## Start TASK INPUT

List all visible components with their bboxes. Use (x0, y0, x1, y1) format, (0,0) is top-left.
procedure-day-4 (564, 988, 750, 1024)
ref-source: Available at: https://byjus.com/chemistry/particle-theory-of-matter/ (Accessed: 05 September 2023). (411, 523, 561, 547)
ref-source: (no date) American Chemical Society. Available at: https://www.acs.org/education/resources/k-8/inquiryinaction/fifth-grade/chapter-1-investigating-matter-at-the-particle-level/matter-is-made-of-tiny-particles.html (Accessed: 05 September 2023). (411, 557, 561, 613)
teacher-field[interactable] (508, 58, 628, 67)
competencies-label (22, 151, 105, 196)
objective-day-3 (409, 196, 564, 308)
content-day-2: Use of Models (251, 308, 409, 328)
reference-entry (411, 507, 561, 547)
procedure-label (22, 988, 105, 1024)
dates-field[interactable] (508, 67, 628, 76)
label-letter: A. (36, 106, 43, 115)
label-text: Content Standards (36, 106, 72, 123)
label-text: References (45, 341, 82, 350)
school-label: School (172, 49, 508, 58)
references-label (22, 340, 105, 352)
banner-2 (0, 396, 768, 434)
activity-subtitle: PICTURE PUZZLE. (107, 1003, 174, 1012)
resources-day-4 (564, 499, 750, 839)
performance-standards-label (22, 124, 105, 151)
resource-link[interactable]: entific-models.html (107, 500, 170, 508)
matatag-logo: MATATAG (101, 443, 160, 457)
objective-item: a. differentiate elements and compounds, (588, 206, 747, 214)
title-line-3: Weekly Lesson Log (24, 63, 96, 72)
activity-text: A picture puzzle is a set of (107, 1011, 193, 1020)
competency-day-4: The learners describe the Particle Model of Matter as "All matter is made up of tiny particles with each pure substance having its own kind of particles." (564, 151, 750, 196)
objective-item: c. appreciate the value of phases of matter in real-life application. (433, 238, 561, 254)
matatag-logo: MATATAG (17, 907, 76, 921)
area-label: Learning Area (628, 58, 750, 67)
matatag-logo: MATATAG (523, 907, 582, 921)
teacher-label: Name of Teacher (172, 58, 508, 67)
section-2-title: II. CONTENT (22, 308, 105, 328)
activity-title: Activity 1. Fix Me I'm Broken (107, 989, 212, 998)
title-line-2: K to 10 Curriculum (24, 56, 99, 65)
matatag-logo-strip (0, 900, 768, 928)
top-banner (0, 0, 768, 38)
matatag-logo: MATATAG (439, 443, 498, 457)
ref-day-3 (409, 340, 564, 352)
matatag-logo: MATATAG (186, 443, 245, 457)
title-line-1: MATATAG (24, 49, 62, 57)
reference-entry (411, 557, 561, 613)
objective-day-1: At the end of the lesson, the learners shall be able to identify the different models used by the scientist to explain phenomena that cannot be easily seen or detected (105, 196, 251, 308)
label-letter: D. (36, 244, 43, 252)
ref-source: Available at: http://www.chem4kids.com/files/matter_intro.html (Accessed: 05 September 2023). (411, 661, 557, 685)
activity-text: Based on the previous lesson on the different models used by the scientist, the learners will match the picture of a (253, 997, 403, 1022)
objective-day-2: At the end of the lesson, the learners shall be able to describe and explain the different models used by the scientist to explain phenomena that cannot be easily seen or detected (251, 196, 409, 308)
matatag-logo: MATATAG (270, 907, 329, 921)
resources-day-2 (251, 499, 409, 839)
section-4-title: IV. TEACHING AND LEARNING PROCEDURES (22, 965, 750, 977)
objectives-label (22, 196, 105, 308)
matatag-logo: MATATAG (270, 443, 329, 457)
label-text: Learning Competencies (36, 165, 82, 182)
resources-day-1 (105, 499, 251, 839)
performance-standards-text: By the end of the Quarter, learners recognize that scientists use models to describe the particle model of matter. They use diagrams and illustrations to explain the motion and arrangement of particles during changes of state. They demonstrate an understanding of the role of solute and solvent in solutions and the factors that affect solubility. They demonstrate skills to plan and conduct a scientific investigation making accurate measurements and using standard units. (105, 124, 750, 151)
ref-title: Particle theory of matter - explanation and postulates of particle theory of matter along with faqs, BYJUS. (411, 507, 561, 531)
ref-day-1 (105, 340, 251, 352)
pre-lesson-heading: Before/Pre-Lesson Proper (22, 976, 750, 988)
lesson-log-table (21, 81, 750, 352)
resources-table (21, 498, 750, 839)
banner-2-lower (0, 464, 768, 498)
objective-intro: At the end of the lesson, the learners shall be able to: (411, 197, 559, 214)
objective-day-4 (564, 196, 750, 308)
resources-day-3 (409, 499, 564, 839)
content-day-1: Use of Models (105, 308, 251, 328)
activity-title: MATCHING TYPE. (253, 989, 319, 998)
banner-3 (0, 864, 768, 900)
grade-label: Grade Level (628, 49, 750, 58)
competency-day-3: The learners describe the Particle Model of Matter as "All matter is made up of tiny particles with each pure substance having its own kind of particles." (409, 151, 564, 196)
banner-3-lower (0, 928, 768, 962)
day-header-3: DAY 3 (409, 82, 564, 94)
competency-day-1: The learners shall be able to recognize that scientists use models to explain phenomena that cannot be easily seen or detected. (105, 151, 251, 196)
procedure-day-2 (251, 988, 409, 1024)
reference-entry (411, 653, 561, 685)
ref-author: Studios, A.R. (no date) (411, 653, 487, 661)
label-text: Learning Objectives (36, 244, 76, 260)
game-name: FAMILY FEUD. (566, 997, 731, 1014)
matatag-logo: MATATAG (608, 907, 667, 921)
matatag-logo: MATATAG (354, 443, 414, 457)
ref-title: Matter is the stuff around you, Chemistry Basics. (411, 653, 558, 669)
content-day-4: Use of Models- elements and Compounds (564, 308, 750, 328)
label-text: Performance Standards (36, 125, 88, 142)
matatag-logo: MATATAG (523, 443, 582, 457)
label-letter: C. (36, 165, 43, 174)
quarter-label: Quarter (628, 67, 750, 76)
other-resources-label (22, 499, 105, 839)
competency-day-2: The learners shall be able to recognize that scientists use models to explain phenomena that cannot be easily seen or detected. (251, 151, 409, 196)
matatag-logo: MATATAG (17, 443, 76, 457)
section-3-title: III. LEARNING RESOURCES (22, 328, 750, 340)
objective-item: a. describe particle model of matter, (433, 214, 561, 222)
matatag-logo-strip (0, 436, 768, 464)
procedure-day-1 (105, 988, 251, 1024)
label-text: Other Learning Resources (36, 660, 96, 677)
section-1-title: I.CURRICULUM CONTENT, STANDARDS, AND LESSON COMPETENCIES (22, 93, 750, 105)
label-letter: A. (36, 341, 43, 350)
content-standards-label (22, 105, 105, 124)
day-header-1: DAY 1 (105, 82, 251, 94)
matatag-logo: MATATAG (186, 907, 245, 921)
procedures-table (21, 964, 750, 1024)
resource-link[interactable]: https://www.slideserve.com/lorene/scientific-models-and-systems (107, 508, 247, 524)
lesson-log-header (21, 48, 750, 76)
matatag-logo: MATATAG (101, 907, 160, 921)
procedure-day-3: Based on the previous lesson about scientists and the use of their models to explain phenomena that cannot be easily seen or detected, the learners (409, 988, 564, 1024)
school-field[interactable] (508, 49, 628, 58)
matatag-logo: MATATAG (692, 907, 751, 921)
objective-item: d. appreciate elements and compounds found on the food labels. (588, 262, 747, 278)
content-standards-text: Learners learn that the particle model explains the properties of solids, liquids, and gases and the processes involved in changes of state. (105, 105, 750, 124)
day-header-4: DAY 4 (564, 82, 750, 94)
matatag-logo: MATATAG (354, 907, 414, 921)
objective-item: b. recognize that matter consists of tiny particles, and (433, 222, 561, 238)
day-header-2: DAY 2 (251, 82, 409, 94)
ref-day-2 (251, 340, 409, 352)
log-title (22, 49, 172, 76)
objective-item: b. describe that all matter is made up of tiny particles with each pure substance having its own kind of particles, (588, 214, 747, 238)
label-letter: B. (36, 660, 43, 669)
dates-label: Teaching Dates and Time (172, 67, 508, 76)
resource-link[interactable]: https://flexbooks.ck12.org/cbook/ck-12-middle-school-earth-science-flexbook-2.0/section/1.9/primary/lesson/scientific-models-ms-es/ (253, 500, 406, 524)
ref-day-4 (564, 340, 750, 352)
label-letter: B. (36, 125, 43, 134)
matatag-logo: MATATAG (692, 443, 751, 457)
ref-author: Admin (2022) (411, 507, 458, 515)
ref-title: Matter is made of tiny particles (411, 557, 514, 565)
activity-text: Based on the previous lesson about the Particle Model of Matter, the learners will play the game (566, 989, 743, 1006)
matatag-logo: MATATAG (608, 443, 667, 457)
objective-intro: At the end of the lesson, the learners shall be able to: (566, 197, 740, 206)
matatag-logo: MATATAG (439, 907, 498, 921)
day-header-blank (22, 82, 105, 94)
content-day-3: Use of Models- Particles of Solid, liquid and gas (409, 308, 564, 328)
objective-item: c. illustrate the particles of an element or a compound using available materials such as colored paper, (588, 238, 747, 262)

## End TASK INPUT

Lay out the records as a numbered list, starting from the first line and ending after the line that contains "objective-day-3 (409, 196, 564, 308)", leaving out any blank lines.

EXERCISE ANSWER:
1. List all visible components with their bboxes. Use (x0, y0, x1, y1) format, (0,0) is top-left.
2. procedure-day-4 (564, 988, 750, 1024)
3. ref-source: Available at: https://byjus.com/chemistry/particle-theory-of-matter/ (Accessed: 05 September 2023). (411, 523, 561, 547)
4. ref-source: (no date) American Chemical Society. Available at: https://www.acs.org/education/resources/k-8/inquiryinaction/fifth-grade/chapter-1-investigating-matter-at-the-particle-level/matter-is-made-of-tiny-particles.html (Accessed: 05 September 2023). (411, 557, 561, 613)
5. teacher-field[interactable] (508, 58, 628, 67)
6. competencies-label (22, 151, 105, 196)
7. objective-day-3 (409, 196, 564, 308)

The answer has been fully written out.